____ Stored rows

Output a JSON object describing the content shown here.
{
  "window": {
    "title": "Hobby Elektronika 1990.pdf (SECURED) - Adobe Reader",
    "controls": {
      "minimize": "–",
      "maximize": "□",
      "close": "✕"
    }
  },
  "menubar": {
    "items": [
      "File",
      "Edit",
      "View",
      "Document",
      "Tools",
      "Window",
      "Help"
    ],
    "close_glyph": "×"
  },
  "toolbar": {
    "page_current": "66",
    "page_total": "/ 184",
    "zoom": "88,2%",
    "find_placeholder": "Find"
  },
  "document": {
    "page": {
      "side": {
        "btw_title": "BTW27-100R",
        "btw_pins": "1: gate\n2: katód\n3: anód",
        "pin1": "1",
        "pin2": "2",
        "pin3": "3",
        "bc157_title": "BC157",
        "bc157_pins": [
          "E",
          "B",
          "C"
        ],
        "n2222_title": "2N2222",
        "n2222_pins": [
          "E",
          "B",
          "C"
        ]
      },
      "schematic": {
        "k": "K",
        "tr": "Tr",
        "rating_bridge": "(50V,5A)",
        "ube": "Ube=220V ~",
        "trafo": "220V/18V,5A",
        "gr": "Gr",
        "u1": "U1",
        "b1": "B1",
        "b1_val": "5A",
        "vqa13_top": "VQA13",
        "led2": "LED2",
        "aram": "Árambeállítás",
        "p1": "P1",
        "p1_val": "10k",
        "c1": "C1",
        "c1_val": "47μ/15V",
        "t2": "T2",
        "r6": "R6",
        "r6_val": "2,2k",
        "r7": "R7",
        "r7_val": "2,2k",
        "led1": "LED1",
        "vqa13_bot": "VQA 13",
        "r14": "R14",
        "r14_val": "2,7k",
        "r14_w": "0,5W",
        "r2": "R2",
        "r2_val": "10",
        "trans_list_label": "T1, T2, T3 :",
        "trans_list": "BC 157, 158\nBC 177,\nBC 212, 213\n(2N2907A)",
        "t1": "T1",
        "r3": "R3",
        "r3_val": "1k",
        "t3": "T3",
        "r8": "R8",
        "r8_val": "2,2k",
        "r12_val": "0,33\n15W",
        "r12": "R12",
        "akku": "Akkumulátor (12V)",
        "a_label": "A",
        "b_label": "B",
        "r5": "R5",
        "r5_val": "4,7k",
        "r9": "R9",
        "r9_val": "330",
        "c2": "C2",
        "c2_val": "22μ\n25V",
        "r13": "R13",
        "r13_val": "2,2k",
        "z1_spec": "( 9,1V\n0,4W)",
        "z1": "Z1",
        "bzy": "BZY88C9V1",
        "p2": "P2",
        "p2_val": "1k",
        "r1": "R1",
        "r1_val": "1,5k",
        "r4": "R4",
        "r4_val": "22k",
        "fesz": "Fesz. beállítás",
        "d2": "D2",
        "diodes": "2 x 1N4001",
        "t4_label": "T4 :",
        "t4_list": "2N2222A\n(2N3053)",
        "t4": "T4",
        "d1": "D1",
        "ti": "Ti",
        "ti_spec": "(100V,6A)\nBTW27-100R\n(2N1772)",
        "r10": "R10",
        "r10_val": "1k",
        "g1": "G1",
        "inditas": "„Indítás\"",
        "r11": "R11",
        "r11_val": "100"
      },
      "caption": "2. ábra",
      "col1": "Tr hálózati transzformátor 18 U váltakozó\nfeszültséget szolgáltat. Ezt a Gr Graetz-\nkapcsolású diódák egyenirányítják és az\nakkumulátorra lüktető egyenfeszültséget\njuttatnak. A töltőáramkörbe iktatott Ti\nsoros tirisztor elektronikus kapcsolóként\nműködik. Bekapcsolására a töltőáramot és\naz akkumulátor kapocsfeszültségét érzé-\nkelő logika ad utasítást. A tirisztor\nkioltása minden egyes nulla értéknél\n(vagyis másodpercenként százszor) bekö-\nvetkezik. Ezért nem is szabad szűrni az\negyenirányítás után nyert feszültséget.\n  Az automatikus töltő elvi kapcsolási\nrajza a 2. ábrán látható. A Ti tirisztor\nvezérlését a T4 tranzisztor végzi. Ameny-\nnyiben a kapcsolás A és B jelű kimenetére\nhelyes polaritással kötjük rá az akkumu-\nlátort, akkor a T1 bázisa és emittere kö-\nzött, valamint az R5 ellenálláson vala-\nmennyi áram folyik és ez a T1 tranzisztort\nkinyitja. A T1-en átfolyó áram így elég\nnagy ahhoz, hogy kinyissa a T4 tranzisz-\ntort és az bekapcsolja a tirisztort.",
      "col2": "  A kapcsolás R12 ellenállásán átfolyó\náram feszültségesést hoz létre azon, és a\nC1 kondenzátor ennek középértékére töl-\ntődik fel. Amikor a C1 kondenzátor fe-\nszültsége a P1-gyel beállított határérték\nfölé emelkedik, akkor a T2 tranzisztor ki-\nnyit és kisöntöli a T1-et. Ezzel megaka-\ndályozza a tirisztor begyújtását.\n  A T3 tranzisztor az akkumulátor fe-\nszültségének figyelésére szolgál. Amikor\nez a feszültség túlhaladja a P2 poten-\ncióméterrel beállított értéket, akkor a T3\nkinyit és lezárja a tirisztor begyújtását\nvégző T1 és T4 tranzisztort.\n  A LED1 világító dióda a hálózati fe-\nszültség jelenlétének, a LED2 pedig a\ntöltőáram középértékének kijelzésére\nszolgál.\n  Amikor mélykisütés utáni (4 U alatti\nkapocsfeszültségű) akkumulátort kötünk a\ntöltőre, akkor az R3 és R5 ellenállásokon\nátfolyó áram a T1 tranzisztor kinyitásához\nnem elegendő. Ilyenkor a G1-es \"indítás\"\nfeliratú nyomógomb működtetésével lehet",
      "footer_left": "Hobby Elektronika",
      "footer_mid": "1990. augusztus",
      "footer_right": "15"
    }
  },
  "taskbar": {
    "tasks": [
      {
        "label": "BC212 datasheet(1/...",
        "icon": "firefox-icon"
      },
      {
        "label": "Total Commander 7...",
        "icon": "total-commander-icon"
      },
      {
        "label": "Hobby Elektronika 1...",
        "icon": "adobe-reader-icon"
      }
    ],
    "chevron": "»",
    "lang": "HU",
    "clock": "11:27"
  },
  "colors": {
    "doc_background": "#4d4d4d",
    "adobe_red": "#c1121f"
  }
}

________

Gather from the entries above all lines that include the string "tranzisztort".

■ Final result ■
      "col1": "Tr hálózati transzformátor 18 U váltakozó\nfeszültséget szolgáltat. Ezt a Gr Graetz-\nkapcsolású diódák egyenirányítják és az\nakkumulátorra lüktető egyenfeszültséget\njuttatnak. A töltőáramkörbe iktatott Ti\nsoros tirisztor elektronikus kapcsolóként\nműködik. Bekapcsolására a töltőáramot és\naz akkumulátor kapocsfeszültségét érzé-\nkelő logika ad utasítást. A tirisztor\nkioltása minden egyes nulla értéknél\n(vagyis másodpercenként százszor) bekö-\nvetkezik. Ezért nem is szabad szűrni az\negyenirányítás után nyert feszültséget.\n  Az automatikus töltő elvi kapcsolási\nrajza a 2. ábrán látható. A Ti tirisztor\nvezérlését a T4 tranzisztor végzi. Ameny-\nnyiben a kapcsolás A és B jelű kimenetére\nhelyes polaritással kötjük rá az akkumu-\nlátort, akkor a T1 bázisa és emittere kö-\nzött, valamint az R5 ellenálláson vala-\nmennyi áram folyik és ez a T1 tranzisztort\nkinyitja. A T1-en átfolyó áram így elég\nnagy ahhoz, hogy kinyissa a T4 tranzisz-\ntort és az bekapcsolja a tirisztort.",
      "col2": "  A kapcsolás R12 ellenállásán átfolyó\náram feszültségesést hoz létre azon, és a\nC1 kondenzátor ennek középértékére töl-\ntődik fel. Amikor a C1 kondenzátor fe-\nszültsége a P1-gyel beállított határérték\nfölé emelkedik, akkor a T2 tranzisztor ki-\nnyit és kisöntöli a T1-et. Ezzel megaka-\ndályozza a tirisztor begyújtását.\n  A T3 tranzisztor az akkumulátor fe-\nszültségének figyelésére szolgál. Amikor\nez a feszültség túlhaladja a P2 poten-\ncióméterrel beállított értéket, akkor a T3\nkinyit és lezárja a tirisztor begyújtását\nvégző T1 és T4 tranzisztort.\n  A LED1 világító dióda a hálózati fe-\nszültség jelenlétének, a LED2 pedig a\ntöltőáram középértékének kijelzésére\nszolgál.\n  Amikor mélykisütés utáni (4 U alatti\nkapocsfeszültségű) akkumulátort kötünk a\ntöltőre, akkor az R3 és R5 ellenállásokon\nátfolyó áram a T1 tranzisztor kinyitásához\nnem elegendő. Ilyenkor a G1-es \"indítás\"\nfeliratú nyomógomb működtetésével lehet",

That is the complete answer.